**Data provided:**
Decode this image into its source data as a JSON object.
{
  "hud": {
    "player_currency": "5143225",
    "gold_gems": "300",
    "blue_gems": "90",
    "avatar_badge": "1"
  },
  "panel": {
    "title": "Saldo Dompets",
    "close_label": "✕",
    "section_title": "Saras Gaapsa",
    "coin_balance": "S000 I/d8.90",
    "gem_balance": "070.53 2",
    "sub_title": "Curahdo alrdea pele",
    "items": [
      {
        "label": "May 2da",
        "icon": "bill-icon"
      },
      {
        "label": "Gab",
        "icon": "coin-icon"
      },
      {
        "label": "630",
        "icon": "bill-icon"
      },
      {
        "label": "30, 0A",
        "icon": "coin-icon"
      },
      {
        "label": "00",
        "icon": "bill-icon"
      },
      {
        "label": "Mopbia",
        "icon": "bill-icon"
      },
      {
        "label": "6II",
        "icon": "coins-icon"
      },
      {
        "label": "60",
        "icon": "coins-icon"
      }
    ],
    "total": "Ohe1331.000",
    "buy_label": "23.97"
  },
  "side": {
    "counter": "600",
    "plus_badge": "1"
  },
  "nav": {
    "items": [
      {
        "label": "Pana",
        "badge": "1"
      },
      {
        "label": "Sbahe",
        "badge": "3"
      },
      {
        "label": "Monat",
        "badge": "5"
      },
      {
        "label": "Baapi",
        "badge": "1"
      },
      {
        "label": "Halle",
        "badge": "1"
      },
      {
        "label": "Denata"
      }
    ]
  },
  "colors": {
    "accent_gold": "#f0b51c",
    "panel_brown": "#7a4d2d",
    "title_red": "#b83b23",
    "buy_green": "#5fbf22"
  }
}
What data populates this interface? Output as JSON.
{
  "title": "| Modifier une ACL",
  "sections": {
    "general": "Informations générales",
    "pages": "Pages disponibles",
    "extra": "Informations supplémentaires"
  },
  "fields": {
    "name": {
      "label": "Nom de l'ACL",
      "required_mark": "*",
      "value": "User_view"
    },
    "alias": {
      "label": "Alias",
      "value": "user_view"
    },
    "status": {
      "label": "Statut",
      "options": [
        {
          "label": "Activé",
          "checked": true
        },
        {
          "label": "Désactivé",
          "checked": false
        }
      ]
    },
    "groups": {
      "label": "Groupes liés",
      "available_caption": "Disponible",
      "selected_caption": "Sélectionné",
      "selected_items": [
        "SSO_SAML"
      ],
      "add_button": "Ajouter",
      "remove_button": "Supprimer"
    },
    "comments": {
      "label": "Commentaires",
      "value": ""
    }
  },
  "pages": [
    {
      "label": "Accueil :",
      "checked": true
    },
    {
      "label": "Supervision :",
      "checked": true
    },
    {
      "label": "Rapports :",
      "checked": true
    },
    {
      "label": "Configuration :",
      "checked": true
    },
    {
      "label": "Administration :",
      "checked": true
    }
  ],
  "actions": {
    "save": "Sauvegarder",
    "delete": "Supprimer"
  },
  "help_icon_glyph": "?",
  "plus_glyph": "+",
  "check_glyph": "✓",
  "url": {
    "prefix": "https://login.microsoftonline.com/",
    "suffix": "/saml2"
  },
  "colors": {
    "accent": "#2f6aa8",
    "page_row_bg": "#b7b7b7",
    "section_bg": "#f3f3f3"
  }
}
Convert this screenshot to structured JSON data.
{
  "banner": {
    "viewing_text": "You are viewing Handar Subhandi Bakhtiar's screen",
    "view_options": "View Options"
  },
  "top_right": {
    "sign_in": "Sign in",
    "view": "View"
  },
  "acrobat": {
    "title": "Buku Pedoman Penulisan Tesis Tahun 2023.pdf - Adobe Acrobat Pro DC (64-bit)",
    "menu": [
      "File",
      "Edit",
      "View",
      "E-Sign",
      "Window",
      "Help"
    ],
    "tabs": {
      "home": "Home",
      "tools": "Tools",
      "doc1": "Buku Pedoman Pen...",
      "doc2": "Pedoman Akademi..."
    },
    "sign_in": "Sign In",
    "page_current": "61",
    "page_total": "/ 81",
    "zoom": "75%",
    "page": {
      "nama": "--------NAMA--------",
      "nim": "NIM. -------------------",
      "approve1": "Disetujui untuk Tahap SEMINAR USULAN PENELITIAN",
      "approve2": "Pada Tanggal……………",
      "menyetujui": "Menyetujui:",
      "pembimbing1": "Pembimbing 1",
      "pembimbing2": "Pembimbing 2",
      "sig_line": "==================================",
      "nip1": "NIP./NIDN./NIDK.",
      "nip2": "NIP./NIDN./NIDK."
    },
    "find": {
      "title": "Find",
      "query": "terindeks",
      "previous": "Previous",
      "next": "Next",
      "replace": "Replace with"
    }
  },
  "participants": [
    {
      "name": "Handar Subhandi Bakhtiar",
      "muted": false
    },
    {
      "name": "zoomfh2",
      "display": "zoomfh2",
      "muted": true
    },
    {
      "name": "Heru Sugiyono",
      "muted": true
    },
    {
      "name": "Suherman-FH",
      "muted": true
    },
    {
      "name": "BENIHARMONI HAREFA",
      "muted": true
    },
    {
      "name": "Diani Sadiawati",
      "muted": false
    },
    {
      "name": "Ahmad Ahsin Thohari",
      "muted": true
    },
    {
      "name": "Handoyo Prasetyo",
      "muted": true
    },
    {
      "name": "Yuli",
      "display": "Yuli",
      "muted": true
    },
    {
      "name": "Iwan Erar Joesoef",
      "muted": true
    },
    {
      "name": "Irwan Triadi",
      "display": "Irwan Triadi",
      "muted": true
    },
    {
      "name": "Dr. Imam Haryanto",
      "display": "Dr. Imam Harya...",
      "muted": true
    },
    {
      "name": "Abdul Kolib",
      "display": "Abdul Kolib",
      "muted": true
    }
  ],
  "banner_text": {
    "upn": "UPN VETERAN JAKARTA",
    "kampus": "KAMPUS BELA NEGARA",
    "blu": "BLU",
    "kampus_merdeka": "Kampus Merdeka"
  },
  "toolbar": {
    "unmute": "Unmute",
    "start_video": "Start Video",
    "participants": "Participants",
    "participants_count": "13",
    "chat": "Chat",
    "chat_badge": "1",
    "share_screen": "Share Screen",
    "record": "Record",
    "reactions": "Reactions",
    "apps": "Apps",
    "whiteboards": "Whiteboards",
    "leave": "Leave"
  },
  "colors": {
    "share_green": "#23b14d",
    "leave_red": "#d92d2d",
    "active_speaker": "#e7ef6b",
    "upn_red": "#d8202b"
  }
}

**What the task asks:** List the lines that contain the word "Buku".

**Written response:**
    "title": "Buku Pedoman Penulisan Tesis Tahun 2023.pdf - Adobe Acrobat Pro DC (64-bit)",
      "doc1": "Buku Pedoman Pen...",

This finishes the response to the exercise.